[Extracted data entries]
··········

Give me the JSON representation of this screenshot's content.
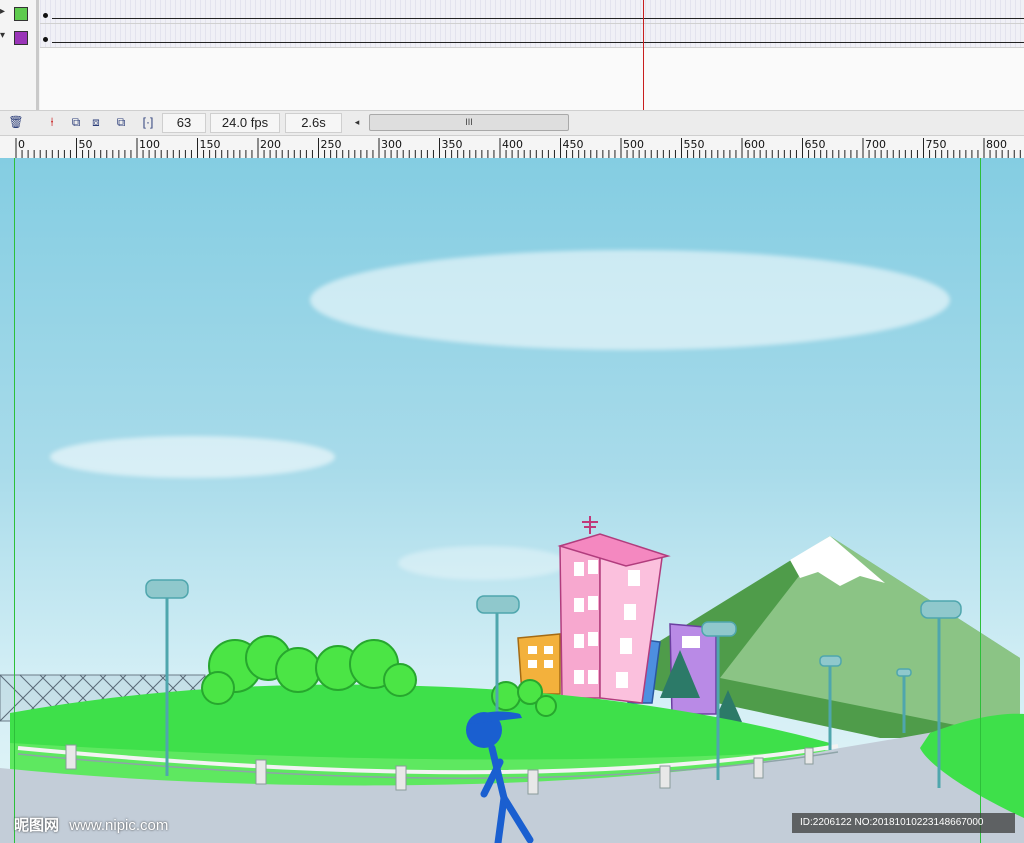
{
  "timeline": {
    "layers": [
      {
        "color": "#5ecb4e"
      },
      {
        "color": "#9a35b8"
      }
    ],
    "current_frame": 63,
    "playhead_frame_label": ""
  },
  "toolbar": {
    "frame": "63",
    "fps": "24.0 fps",
    "time": "2.6s",
    "scroll_thumb": "III",
    "icons": [
      "delete-layer-icon",
      "center-frame-icon",
      "onion-skin-icon",
      "onion-skin-outlines-icon",
      "edit-multiple-frames-icon",
      "modify-onion-markers-icon"
    ]
  },
  "ruler": {
    "labels": [
      "0",
      "50",
      "100",
      "150",
      "200",
      "250",
      "300",
      "350",
      "400",
      "450",
      "500",
      "550",
      "600",
      "650",
      "700",
      "750",
      "800"
    ]
  },
  "watermark": {
    "left_brand": "昵图网",
    "left_site": "www.nipic.com",
    "right_id": "ID:2206122 NO:20181010223148667000"
  },
  "colors": {
    "accent": "#c81e1e",
    "guide": "#2dbf3a",
    "figure": "#1a5fd0"
  }
}
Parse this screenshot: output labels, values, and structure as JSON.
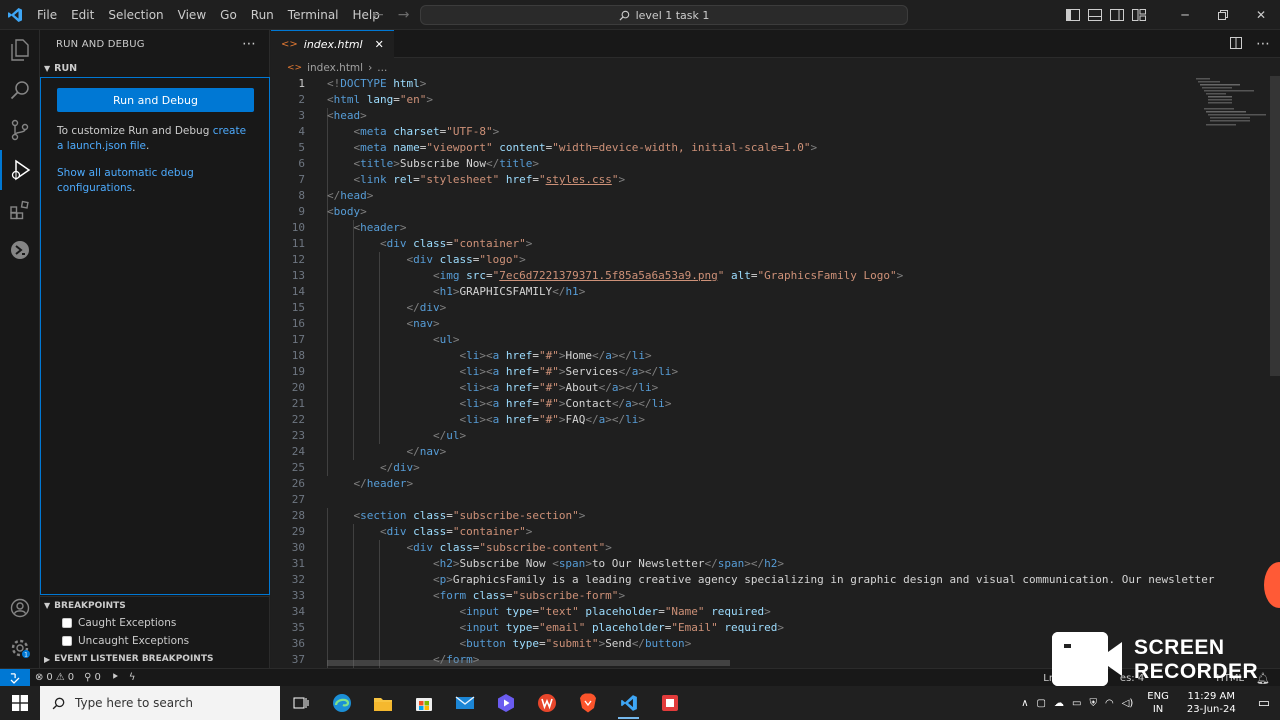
{
  "menu": [
    "File",
    "Edit",
    "Selection",
    "View",
    "Go",
    "Run",
    "Terminal",
    "Help"
  ],
  "command_center": {
    "text": "level 1 task 1"
  },
  "sidebar": {
    "header": "RUN AND DEBUG",
    "section": "RUN",
    "run_button": "Run and Debug",
    "customize_prefix": "To customize Run and Debug ",
    "customize_link": "create a launch.json file",
    "customize_suffix": ".",
    "show_all_link": "Show all automatic debug configurations",
    "show_all_suffix": ".",
    "breakpoints_title": "BREAKPOINTS",
    "caught": "Caught Exceptions",
    "uncaught": "Uncaught Exceptions",
    "event_listener": "EVENT LISTENER BREAKPOINTS"
  },
  "editor": {
    "tab": "index.html",
    "breadcrumb_file": "index.html",
    "breadcrumb_more": "..."
  },
  "code_lines": [
    [
      [
        "br",
        "<!"
      ],
      [
        "tag",
        "DOCTYPE"
      ],
      [
        "txt",
        " "
      ],
      [
        "attr",
        "html"
      ],
      [
        "br",
        ">"
      ]
    ],
    [
      [
        "br",
        "<"
      ],
      [
        "tag",
        "html"
      ],
      [
        "txt",
        " "
      ],
      [
        "attr",
        "lang"
      ],
      [
        "txt",
        "="
      ],
      [
        "str",
        "\"en\""
      ],
      [
        "br",
        ">"
      ]
    ],
    [
      [
        "br",
        "<"
      ],
      [
        "tag",
        "head"
      ],
      [
        "br",
        ">"
      ]
    ],
    [
      [
        "txt",
        "    "
      ],
      [
        "br",
        "<"
      ],
      [
        "tag",
        "meta"
      ],
      [
        "txt",
        " "
      ],
      [
        "attr",
        "charset"
      ],
      [
        "txt",
        "="
      ],
      [
        "str",
        "\"UTF-8\""
      ],
      [
        "br",
        ">"
      ]
    ],
    [
      [
        "txt",
        "    "
      ],
      [
        "br",
        "<"
      ],
      [
        "tag",
        "meta"
      ],
      [
        "txt",
        " "
      ],
      [
        "attr",
        "name"
      ],
      [
        "txt",
        "="
      ],
      [
        "str",
        "\"viewport\""
      ],
      [
        "txt",
        " "
      ],
      [
        "attr",
        "content"
      ],
      [
        "txt",
        "="
      ],
      [
        "str",
        "\"width=device-width, initial-scale=1.0\""
      ],
      [
        "br",
        ">"
      ]
    ],
    [
      [
        "txt",
        "    "
      ],
      [
        "br",
        "<"
      ],
      [
        "tag",
        "title"
      ],
      [
        "br",
        ">"
      ],
      [
        "txt",
        "Subscribe Now"
      ],
      [
        "br",
        "</"
      ],
      [
        "tag",
        "title"
      ],
      [
        "br",
        ">"
      ]
    ],
    [
      [
        "txt",
        "    "
      ],
      [
        "br",
        "<"
      ],
      [
        "tag",
        "link"
      ],
      [
        "txt",
        " "
      ],
      [
        "attr",
        "rel"
      ],
      [
        "txt",
        "="
      ],
      [
        "str",
        "\"stylesheet\""
      ],
      [
        "txt",
        " "
      ],
      [
        "attr",
        "href"
      ],
      [
        "txt",
        "="
      ],
      [
        "str",
        "\""
      ],
      [
        "stru",
        "styles.css"
      ],
      [
        "str",
        "\""
      ],
      [
        "br",
        ">"
      ]
    ],
    [
      [
        "br",
        "</"
      ],
      [
        "tag",
        "head"
      ],
      [
        "br",
        ">"
      ]
    ],
    [
      [
        "br",
        "<"
      ],
      [
        "tag",
        "body"
      ],
      [
        "br",
        ">"
      ]
    ],
    [
      [
        "txt",
        "    "
      ],
      [
        "br",
        "<"
      ],
      [
        "tag",
        "header"
      ],
      [
        "br",
        ">"
      ]
    ],
    [
      [
        "txt",
        "        "
      ],
      [
        "br",
        "<"
      ],
      [
        "tag",
        "div"
      ],
      [
        "txt",
        " "
      ],
      [
        "attr",
        "class"
      ],
      [
        "txt",
        "="
      ],
      [
        "str",
        "\"container\""
      ],
      [
        "br",
        ">"
      ]
    ],
    [
      [
        "txt",
        "            "
      ],
      [
        "br",
        "<"
      ],
      [
        "tag",
        "div"
      ],
      [
        "txt",
        " "
      ],
      [
        "attr",
        "class"
      ],
      [
        "txt",
        "="
      ],
      [
        "str",
        "\"logo\""
      ],
      [
        "br",
        ">"
      ]
    ],
    [
      [
        "txt",
        "                "
      ],
      [
        "br",
        "<"
      ],
      [
        "tag",
        "img"
      ],
      [
        "txt",
        " "
      ],
      [
        "attr",
        "src"
      ],
      [
        "txt",
        "="
      ],
      [
        "str",
        "\""
      ],
      [
        "stru",
        "7ec6d7221379371.5f85a5a6a53a9.png"
      ],
      [
        "str",
        "\""
      ],
      [
        "txt",
        " "
      ],
      [
        "attr",
        "alt"
      ],
      [
        "txt",
        "="
      ],
      [
        "str",
        "\"GraphicsFamily Logo\""
      ],
      [
        "br",
        ">"
      ]
    ],
    [
      [
        "txt",
        "                "
      ],
      [
        "br",
        "<"
      ],
      [
        "tag",
        "h1"
      ],
      [
        "br",
        ">"
      ],
      [
        "txt",
        "GRAPHICSFAMILY"
      ],
      [
        "br",
        "</"
      ],
      [
        "tag",
        "h1"
      ],
      [
        "br",
        ">"
      ]
    ],
    [
      [
        "txt",
        "            "
      ],
      [
        "br",
        "</"
      ],
      [
        "tag",
        "div"
      ],
      [
        "br",
        ">"
      ]
    ],
    [
      [
        "txt",
        "            "
      ],
      [
        "br",
        "<"
      ],
      [
        "tag",
        "nav"
      ],
      [
        "br",
        ">"
      ]
    ],
    [
      [
        "txt",
        "                "
      ],
      [
        "br",
        "<"
      ],
      [
        "tag",
        "ul"
      ],
      [
        "br",
        ">"
      ]
    ],
    [
      [
        "txt",
        "                    "
      ],
      [
        "br",
        "<"
      ],
      [
        "tag",
        "li"
      ],
      [
        "br",
        "><"
      ],
      [
        "tag",
        "a"
      ],
      [
        "txt",
        " "
      ],
      [
        "attr",
        "href"
      ],
      [
        "txt",
        "="
      ],
      [
        "str",
        "\"#\""
      ],
      [
        "br",
        ">"
      ],
      [
        "txt",
        "Home"
      ],
      [
        "br",
        "</"
      ],
      [
        "tag",
        "a"
      ],
      [
        "br",
        "></"
      ],
      [
        "tag",
        "li"
      ],
      [
        "br",
        ">"
      ]
    ],
    [
      [
        "txt",
        "                    "
      ],
      [
        "br",
        "<"
      ],
      [
        "tag",
        "li"
      ],
      [
        "br",
        "><"
      ],
      [
        "tag",
        "a"
      ],
      [
        "txt",
        " "
      ],
      [
        "attr",
        "href"
      ],
      [
        "txt",
        "="
      ],
      [
        "str",
        "\"#\""
      ],
      [
        "br",
        ">"
      ],
      [
        "txt",
        "Services"
      ],
      [
        "br",
        "</"
      ],
      [
        "tag",
        "a"
      ],
      [
        "br",
        "></"
      ],
      [
        "tag",
        "li"
      ],
      [
        "br",
        ">"
      ]
    ],
    [
      [
        "txt",
        "                    "
      ],
      [
        "br",
        "<"
      ],
      [
        "tag",
        "li"
      ],
      [
        "br",
        "><"
      ],
      [
        "tag",
        "a"
      ],
      [
        "txt",
        " "
      ],
      [
        "attr",
        "href"
      ],
      [
        "txt",
        "="
      ],
      [
        "str",
        "\"#\""
      ],
      [
        "br",
        ">"
      ],
      [
        "txt",
        "About"
      ],
      [
        "br",
        "</"
      ],
      [
        "tag",
        "a"
      ],
      [
        "br",
        "></"
      ],
      [
        "tag",
        "li"
      ],
      [
        "br",
        ">"
      ]
    ],
    [
      [
        "txt",
        "                    "
      ],
      [
        "br",
        "<"
      ],
      [
        "tag",
        "li"
      ],
      [
        "br",
        "><"
      ],
      [
        "tag",
        "a"
      ],
      [
        "txt",
        " "
      ],
      [
        "attr",
        "href"
      ],
      [
        "txt",
        "="
      ],
      [
        "str",
        "\"#\""
      ],
      [
        "br",
        ">"
      ],
      [
        "txt",
        "Contact"
      ],
      [
        "br",
        "</"
      ],
      [
        "tag",
        "a"
      ],
      [
        "br",
        "></"
      ],
      [
        "tag",
        "li"
      ],
      [
        "br",
        ">"
      ]
    ],
    [
      [
        "txt",
        "                    "
      ],
      [
        "br",
        "<"
      ],
      [
        "tag",
        "li"
      ],
      [
        "br",
        "><"
      ],
      [
        "tag",
        "a"
      ],
      [
        "txt",
        " "
      ],
      [
        "attr",
        "href"
      ],
      [
        "txt",
        "="
      ],
      [
        "str",
        "\"#\""
      ],
      [
        "br",
        ">"
      ],
      [
        "txt",
        "FAQ"
      ],
      [
        "br",
        "</"
      ],
      [
        "tag",
        "a"
      ],
      [
        "br",
        "></"
      ],
      [
        "tag",
        "li"
      ],
      [
        "br",
        ">"
      ]
    ],
    [
      [
        "txt",
        "                "
      ],
      [
        "br",
        "</"
      ],
      [
        "tag",
        "ul"
      ],
      [
        "br",
        ">"
      ]
    ],
    [
      [
        "txt",
        "            "
      ],
      [
        "br",
        "</"
      ],
      [
        "tag",
        "nav"
      ],
      [
        "br",
        ">"
      ]
    ],
    [
      [
        "txt",
        "        "
      ],
      [
        "br",
        "</"
      ],
      [
        "tag",
        "div"
      ],
      [
        "br",
        ">"
      ]
    ],
    [
      [
        "txt",
        "    "
      ],
      [
        "br",
        "</"
      ],
      [
        "tag",
        "header"
      ],
      [
        "br",
        ">"
      ]
    ],
    [],
    [
      [
        "txt",
        "    "
      ],
      [
        "br",
        "<"
      ],
      [
        "tag",
        "section"
      ],
      [
        "txt",
        " "
      ],
      [
        "attr",
        "class"
      ],
      [
        "txt",
        "="
      ],
      [
        "str",
        "\"subscribe-section\""
      ],
      [
        "br",
        ">"
      ]
    ],
    [
      [
        "txt",
        "        "
      ],
      [
        "br",
        "<"
      ],
      [
        "tag",
        "div"
      ],
      [
        "txt",
        " "
      ],
      [
        "attr",
        "class"
      ],
      [
        "txt",
        "="
      ],
      [
        "str",
        "\"container\""
      ],
      [
        "br",
        ">"
      ]
    ],
    [
      [
        "txt",
        "            "
      ],
      [
        "br",
        "<"
      ],
      [
        "tag",
        "div"
      ],
      [
        "txt",
        " "
      ],
      [
        "attr",
        "class"
      ],
      [
        "txt",
        "="
      ],
      [
        "str",
        "\"subscribe-content\""
      ],
      [
        "br",
        ">"
      ]
    ],
    [
      [
        "txt",
        "                "
      ],
      [
        "br",
        "<"
      ],
      [
        "tag",
        "h2"
      ],
      [
        "br",
        ">"
      ],
      [
        "txt",
        "Subscribe Now "
      ],
      [
        "br",
        "<"
      ],
      [
        "tag",
        "span"
      ],
      [
        "br",
        ">"
      ],
      [
        "txt",
        "to Our Newsletter"
      ],
      [
        "br",
        "</"
      ],
      [
        "tag",
        "span"
      ],
      [
        "br",
        "></"
      ],
      [
        "tag",
        "h2"
      ],
      [
        "br",
        ">"
      ]
    ],
    [
      [
        "txt",
        "                "
      ],
      [
        "br",
        "<"
      ],
      [
        "tag",
        "p"
      ],
      [
        "br",
        ">"
      ],
      [
        "txt",
        "GraphicsFamily is a leading creative agency specializing in graphic design and visual communication. Our newsletter"
      ]
    ],
    [
      [
        "txt",
        "                "
      ],
      [
        "br",
        "<"
      ],
      [
        "tag",
        "form"
      ],
      [
        "txt",
        " "
      ],
      [
        "attr",
        "class"
      ],
      [
        "txt",
        "="
      ],
      [
        "str",
        "\"subscribe-form\""
      ],
      [
        "br",
        ">"
      ]
    ],
    [
      [
        "txt",
        "                    "
      ],
      [
        "br",
        "<"
      ],
      [
        "tag",
        "input"
      ],
      [
        "txt",
        " "
      ],
      [
        "attr",
        "type"
      ],
      [
        "txt",
        "="
      ],
      [
        "str",
        "\"text\""
      ],
      [
        "txt",
        " "
      ],
      [
        "attr",
        "placeholder"
      ],
      [
        "txt",
        "="
      ],
      [
        "str",
        "\"Name\""
      ],
      [
        "txt",
        " "
      ],
      [
        "attr",
        "required"
      ],
      [
        "br",
        ">"
      ]
    ],
    [
      [
        "txt",
        "                    "
      ],
      [
        "br",
        "<"
      ],
      [
        "tag",
        "input"
      ],
      [
        "txt",
        " "
      ],
      [
        "attr",
        "type"
      ],
      [
        "txt",
        "="
      ],
      [
        "str",
        "\"email\""
      ],
      [
        "txt",
        " "
      ],
      [
        "attr",
        "placeholder"
      ],
      [
        "txt",
        "="
      ],
      [
        "str",
        "\"Email\""
      ],
      [
        "txt",
        " "
      ],
      [
        "attr",
        "required"
      ],
      [
        "br",
        ">"
      ]
    ],
    [
      [
        "txt",
        "                    "
      ],
      [
        "br",
        "<"
      ],
      [
        "tag",
        "button"
      ],
      [
        "txt",
        " "
      ],
      [
        "attr",
        "type"
      ],
      [
        "txt",
        "="
      ],
      [
        "str",
        "\"submit\""
      ],
      [
        "br",
        ">"
      ],
      [
        "txt",
        "Send"
      ],
      [
        "br",
        "</"
      ],
      [
        "tag",
        "button"
      ],
      [
        "br",
        ">"
      ]
    ],
    [
      [
        "txt",
        "                "
      ],
      [
        "br",
        "</"
      ],
      [
        "tag",
        "form"
      ],
      [
        "br",
        ">"
      ]
    ]
  ],
  "status": {
    "errors": "0",
    "warnings": "0",
    "ports": "0",
    "position": "Ln 1,",
    "spaces": "es: 4",
    "language": "HTML"
  },
  "taskbar": {
    "search_placeholder": "Type here to search",
    "lang_top": "ENG",
    "lang_bottom": "IN",
    "time": "11:29 AM",
    "date": "23-Jun-24"
  },
  "watermark": {
    "line1": "SCREEN",
    "line2": "RECORDER"
  },
  "colors": {
    "accent": "#0078d4",
    "background": "#1e1e1e",
    "sidebar": "#181818"
  }
}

··········

> _EXERCISE TASK_
Using the listing above, return all lines where the word "this" occurs.

> _CORRECT RESULT_
Give me the JSON representation of this screenshot's content.
Parse this screenshot: output labels, values, and structure as JSON.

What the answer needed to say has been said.